Gather all lines with the word "icon" in them.

* Data items
** begin **

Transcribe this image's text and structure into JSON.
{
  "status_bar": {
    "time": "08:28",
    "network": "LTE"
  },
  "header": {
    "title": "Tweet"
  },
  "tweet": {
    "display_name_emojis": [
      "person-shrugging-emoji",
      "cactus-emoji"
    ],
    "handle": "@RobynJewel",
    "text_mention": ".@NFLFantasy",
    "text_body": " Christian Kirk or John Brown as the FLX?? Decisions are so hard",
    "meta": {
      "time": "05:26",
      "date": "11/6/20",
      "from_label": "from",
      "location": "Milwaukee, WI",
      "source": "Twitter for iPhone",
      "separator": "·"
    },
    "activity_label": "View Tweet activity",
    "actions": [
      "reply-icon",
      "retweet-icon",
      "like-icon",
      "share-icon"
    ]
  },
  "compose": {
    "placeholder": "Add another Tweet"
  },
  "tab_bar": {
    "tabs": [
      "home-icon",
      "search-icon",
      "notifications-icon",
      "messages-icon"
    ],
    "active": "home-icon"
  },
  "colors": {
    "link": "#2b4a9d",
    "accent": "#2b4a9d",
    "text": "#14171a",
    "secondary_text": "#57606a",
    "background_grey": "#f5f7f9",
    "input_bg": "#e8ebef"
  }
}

** end **

* Solution to the problem
      "reply-icon",
      "retweet-icon",
      "like-icon",
      "share-icon"
      "home-icon",
      "search-icon",
      "notifications-icon",
      "messages-icon"
    "active": "home-icon"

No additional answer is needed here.